→ GIVEN PROBLEM
Wherever the string "subtitle" appears in a line, extract that line.

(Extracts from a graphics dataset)
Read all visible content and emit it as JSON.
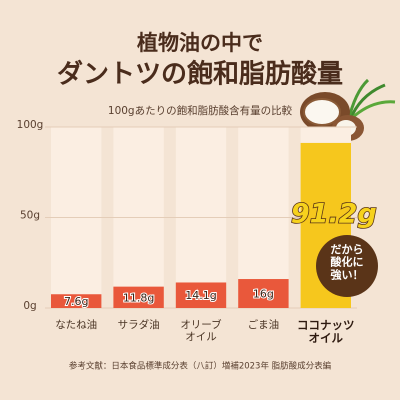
{
  "chart_data": {
    "type": "bar",
    "title": "植物油の中で",
    "subtitle": "ダントツの飽和脂肪酸量",
    "chart_title": "100gあたりの飽和脂肪酸含有量の比較",
    "categories": [
      "なたね油",
      "サラダ油",
      "オリーブ\nオイル",
      "ごま油",
      "ココナッツ\nオイル"
    ],
    "values": [
      7.6,
      11.8,
      14.1,
      16,
      91.2
    ],
    "value_labels": [
      "7.6g",
      "11.8g",
      "14.1g",
      "16g",
      "91.2g"
    ],
    "colors": [
      "#e9583b",
      "#e9583b",
      "#e9583b",
      "#e9583b",
      "#f6c71d"
    ],
    "ylim": [
      0,
      100
    ],
    "yticks": [
      {
        "value": 0,
        "label": "0g"
      },
      {
        "value": 50,
        "label": "50g"
      },
      {
        "value": 100,
        "label": "100g"
      }
    ],
    "grid": true,
    "annotation": "だから\n酸化に\n強い！",
    "source": "参考文献：日本食品標準成分表（八訂）増補2023年 脂肪酸成分表編"
  }
}
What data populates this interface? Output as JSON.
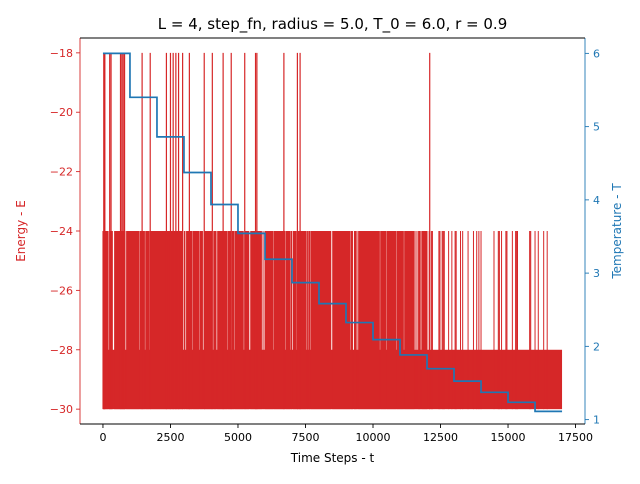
{
  "chart_data": {
    "type": "line",
    "title": "L = 4, step_fn, radius = 5.0, T_0 = 6.0, r = 0.9",
    "xlabel": "Time Steps - t",
    "ylabel_left": "Energy - E",
    "ylabel_right": "Temperature - T",
    "xlim": [
      -850,
      17850
    ],
    "ylim_left": [
      -30.5,
      -17.5
    ],
    "ylim_right": [
      0.94,
      6.21
    ],
    "xticks": [
      0,
      2500,
      5000,
      7500,
      10000,
      12500,
      15000,
      17500
    ],
    "xtick_labels": [
      "0",
      "2500",
      "5000",
      "7500",
      "10000",
      "12500",
      "15000",
      "17500"
    ],
    "yticks_left": [
      -30,
      -28,
      -26,
      -24,
      -22,
      -20,
      -18
    ],
    "ytick_labels_left": [
      "−30",
      "−28",
      "−26",
      "−24",
      "−22",
      "−20",
      "−18"
    ],
    "yticks_right": [
      1,
      2,
      3,
      4,
      5,
      6
    ],
    "ytick_labels_right": [
      "1",
      "2",
      "3",
      "4",
      "5",
      "6"
    ],
    "colors": {
      "energy": "#d62728",
      "temperature": "#1f77b4",
      "axes": "#000000"
    },
    "grid": false,
    "series": [
      {
        "axis": "left",
        "x_range": [
          0,
          17000
        ],
        "band_min": -30,
        "band_dense_max": -28,
        "band_mid_max": -24,
        "spikes_to_minus18": [
          30,
          50,
          70,
          250,
          300,
          650,
          700,
          750,
          800,
          1450,
          1750,
          2350,
          2500,
          2600,
          2700,
          2800,
          2950,
          3200,
          3750,
          4050,
          4450,
          4750,
          5250,
          5650,
          5700,
          6700,
          7200,
          7300,
          12100
        ],
        "activity_end_dense": 12000,
        "activity_end_sparse": 16500,
        "sparse_spikes_to_minus24": [
          15350,
          16450
        ]
      },
      {
        "axis": "right",
        "steps": [
          {
            "x_start": 0,
            "x_end": 1000,
            "value": 6.0
          },
          {
            "x_start": 1000,
            "x_end": 2000,
            "value": 5.4
          },
          {
            "x_start": 2000,
            "x_end": 3000,
            "value": 4.86
          },
          {
            "x_start": 3000,
            "x_end": 4000,
            "value": 4.374
          },
          {
            "x_start": 4000,
            "x_end": 5000,
            "value": 3.937
          },
          {
            "x_start": 5000,
            "x_end": 6000,
            "value": 3.543
          },
          {
            "x_start": 6000,
            "x_end": 7000,
            "value": 3.189
          },
          {
            "x_start": 7000,
            "x_end": 8000,
            "value": 2.87
          },
          {
            "x_start": 8000,
            "x_end": 9000,
            "value": 2.583
          },
          {
            "x_start": 9000,
            "x_end": 10000,
            "value": 2.325
          },
          {
            "x_start": 10000,
            "x_end": 11000,
            "value": 2.092
          },
          {
            "x_start": 11000,
            "x_end": 12000,
            "value": 1.883
          },
          {
            "x_start": 12000,
            "x_end": 13000,
            "value": 1.695
          },
          {
            "x_start": 13000,
            "x_end": 14000,
            "value": 1.525
          },
          {
            "x_start": 14000,
            "x_end": 15000,
            "value": 1.373
          },
          {
            "x_start": 15000,
            "x_end": 16000,
            "value": 1.236
          },
          {
            "x_start": 16000,
            "x_end": 17000,
            "value": 1.112
          }
        ]
      }
    ]
  }
}
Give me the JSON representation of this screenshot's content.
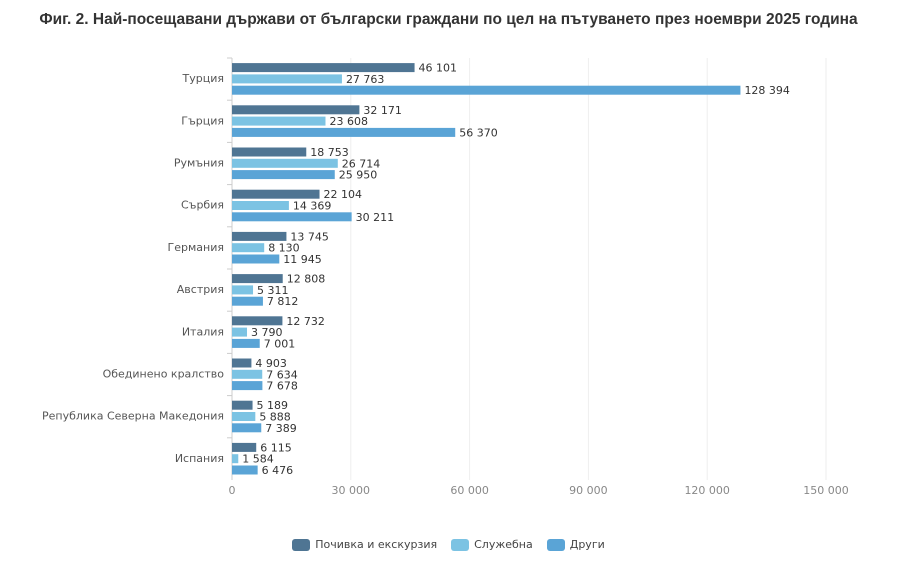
{
  "chart_data": {
    "type": "bar",
    "orientation": "horizontal",
    "title": "Фиг. 2. Най-посещавани държави от български граждани по цел на пътуването през ноември 2025 година",
    "categories": [
      "Турция",
      "Гърция",
      "Румъния",
      "Сърбия",
      "Германия",
      "Австрия",
      "Италия",
      "Обединено кралство",
      "Република Северна Македония",
      "Испания"
    ],
    "series": [
      {
        "name": "Почивка и екскурзия",
        "color": "#4f7593",
        "values": [
          46101,
          32171,
          18753,
          22104,
          13745,
          12808,
          12732,
          4903,
          5189,
          6115
        ]
      },
      {
        "name": "Служебна",
        "color": "#7cc3e3",
        "values": [
          27763,
          23608,
          26714,
          14369,
          8130,
          5311,
          3790,
          7634,
          5888,
          1584
        ]
      },
      {
        "name": "Други",
        "color": "#5aa4d6",
        "values": [
          128394,
          56370,
          25950,
          30211,
          11945,
          7812,
          7001,
          7678,
          7389,
          6476
        ]
      }
    ],
    "xlim": [
      0,
      150000
    ],
    "xticks": [
      0,
      30000,
      60000,
      90000,
      120000,
      150000
    ],
    "xtick_labels": [
      "0",
      "30 000",
      "60 000",
      "90 000",
      "120 000",
      "150 000"
    ],
    "grid": true,
    "legend": "bottom"
  }
}
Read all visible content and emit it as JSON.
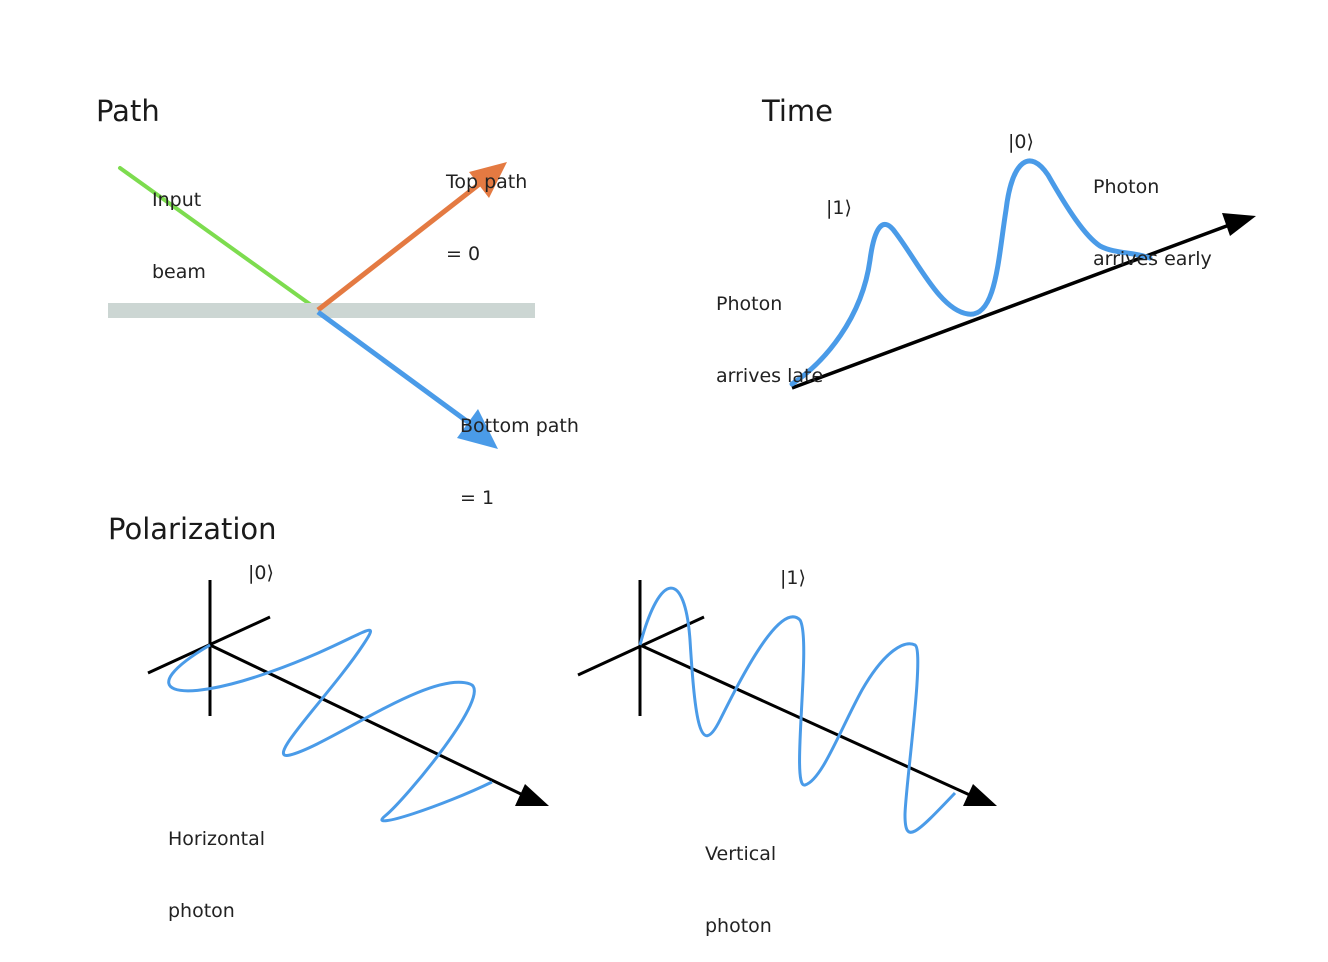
{
  "colors": {
    "background": "#ffffff",
    "ink": "#000000",
    "photon_wave": "#4a9be8",
    "input_beam": "#7ddc4f",
    "top_path": "#e47a42",
    "bottom_path": "#4a9be8",
    "beam_splitter": "#ccd6d3"
  },
  "path_panel": {
    "title": "Path",
    "input_label_1": "Input",
    "input_label_2": "beam",
    "top_label_1": "Top path",
    "top_label_2": "= 0",
    "bottom_label_1": "Bottom path",
    "bottom_label_2": "= 1"
  },
  "time_panel": {
    "title": "Time",
    "ket_zero": "|0⟩",
    "ket_one": "|1⟩",
    "early_label_1": "Photon",
    "early_label_2": "arrives early",
    "late_label_1": "Photon",
    "late_label_2": "arrives late"
  },
  "polarization_panel": {
    "title": "Polarization",
    "ket_zero": "|0⟩",
    "ket_one": "|1⟩",
    "horizontal_label_1": "Horizontal",
    "horizontal_label_2": "photon",
    "vertical_label_1": "Vertical",
    "vertical_label_2": "photon"
  }
}
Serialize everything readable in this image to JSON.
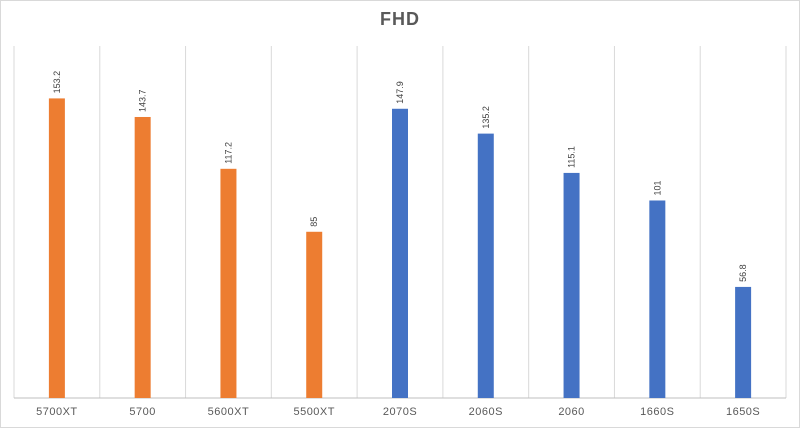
{
  "chart_data": {
    "type": "bar",
    "title": "FHD",
    "categories": [
      "5700XT",
      "5700",
      "5600XT",
      "5500XT",
      "2070S",
      "2060S",
      "2060",
      "1660S",
      "1650S"
    ],
    "values": [
      153.2,
      143.7,
      117.2,
      85,
      147.9,
      135.2,
      115.1,
      101,
      56.8
    ],
    "value_labels": [
      "153.2",
      "143.7",
      "117.2",
      "85",
      "147.9",
      "135.2",
      "115.1",
      "101",
      "56.8"
    ],
    "bar_colors": [
      "#ed7d31",
      "#ed7d31",
      "#ed7d31",
      "#ed7d31",
      "#4472c4",
      "#4472c4",
      "#4472c4",
      "#4472c4",
      "#4472c4"
    ],
    "xlabel": "",
    "ylabel": "",
    "ylim": [
      0,
      180
    ],
    "grid": "vertical category separators",
    "legend": "none"
  }
}
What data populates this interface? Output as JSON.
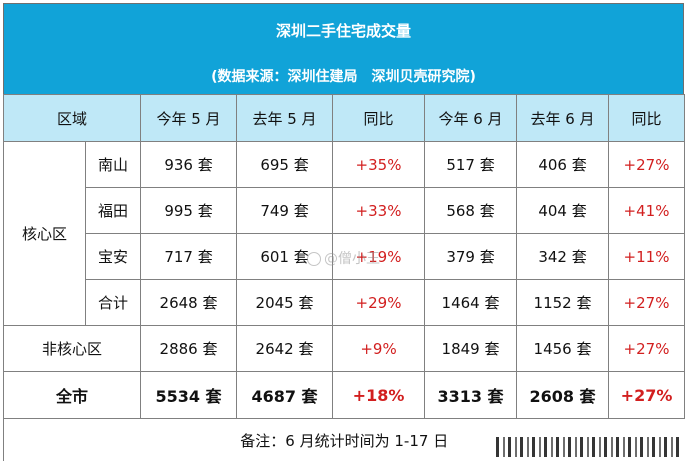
{
  "title": "深圳二手住宅成交量",
  "subtitle": "(数据来源：深圳住建局　深圳贝壳研究院)",
  "headers": [
    "区域",
    "今年 5 月",
    "去年 5 月",
    "同比",
    "今年 6 月",
    "去年 6 月",
    "同比"
  ],
  "core_group": "核心区",
  "core_rows": [
    {
      "name": "南山",
      "m5_now": "936 套",
      "m5_last": "695 套",
      "m5_yoy": "+35%",
      "m6_now": "517 套",
      "m6_last": "406 套",
      "m6_yoy": "+27%"
    },
    {
      "name": "福田",
      "m5_now": "995 套",
      "m5_last": "749 套",
      "m5_yoy": "+33%",
      "m6_now": "568 套",
      "m6_last": "404 套",
      "m6_yoy": "+41%"
    },
    {
      "name": "宝安",
      "m5_now": "717 套",
      "m5_last": "601 套",
      "m5_yoy": "+19%",
      "m6_now": "379 套",
      "m6_last": "342 套",
      "m6_yoy": "+11%"
    },
    {
      "name": "合计",
      "m5_now": "2648 套",
      "m5_last": "2045 套",
      "m5_yoy": "+29%",
      "m6_now": "1464 套",
      "m6_last": "1152 套",
      "m6_yoy": "+27%"
    }
  ],
  "noncore": {
    "name": "非核心区",
    "m5_now": "2886 套",
    "m5_last": "2642 套",
    "m5_yoy": "+9%",
    "m6_now": "1849 套",
    "m6_last": "1456 套",
    "m6_yoy": "+27%"
  },
  "total": {
    "name": "全市",
    "m5_now": "5534 套",
    "m5_last": "4687 套",
    "m5_yoy": "+18%",
    "m6_now": "3313 套",
    "m6_last": "2608 套",
    "m6_yoy": "+27%"
  },
  "note": "备注：6 月统计时间为 1-17 日",
  "watermark": "@僧小王",
  "colors": {
    "title_band": "#11a3d8",
    "header_row": "#bfe8f7",
    "yoy_red": "#d21f1f"
  }
}
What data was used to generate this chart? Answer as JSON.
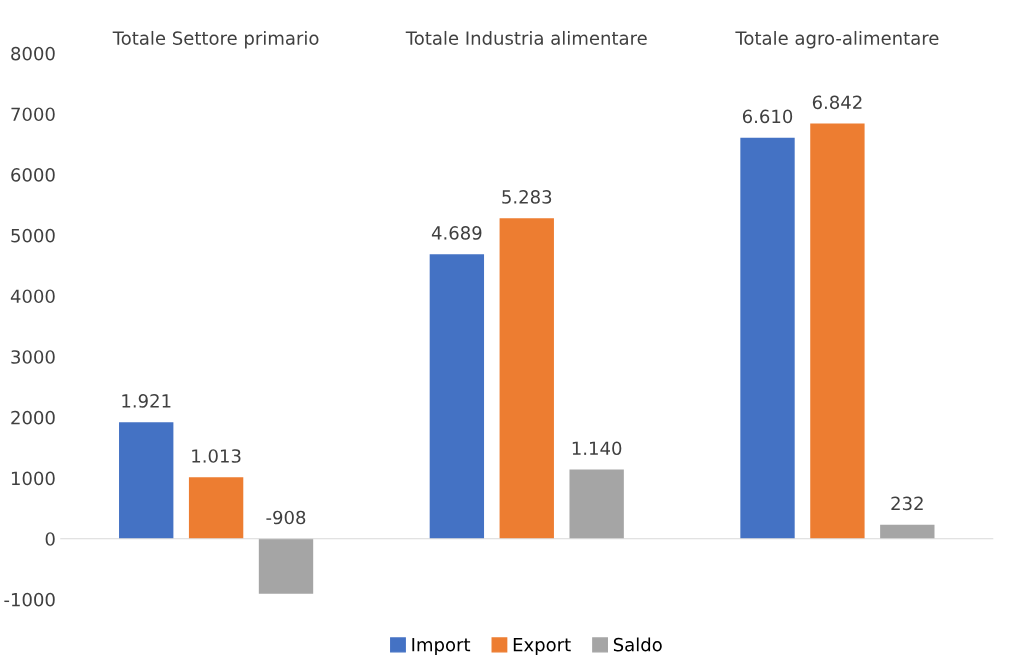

→ THE RESULT
    "subtitle": "ダントツの飽和脂肪酸量",
  "subtitle": "(数据来源：深圳住建局　深圳贝壳研究院)",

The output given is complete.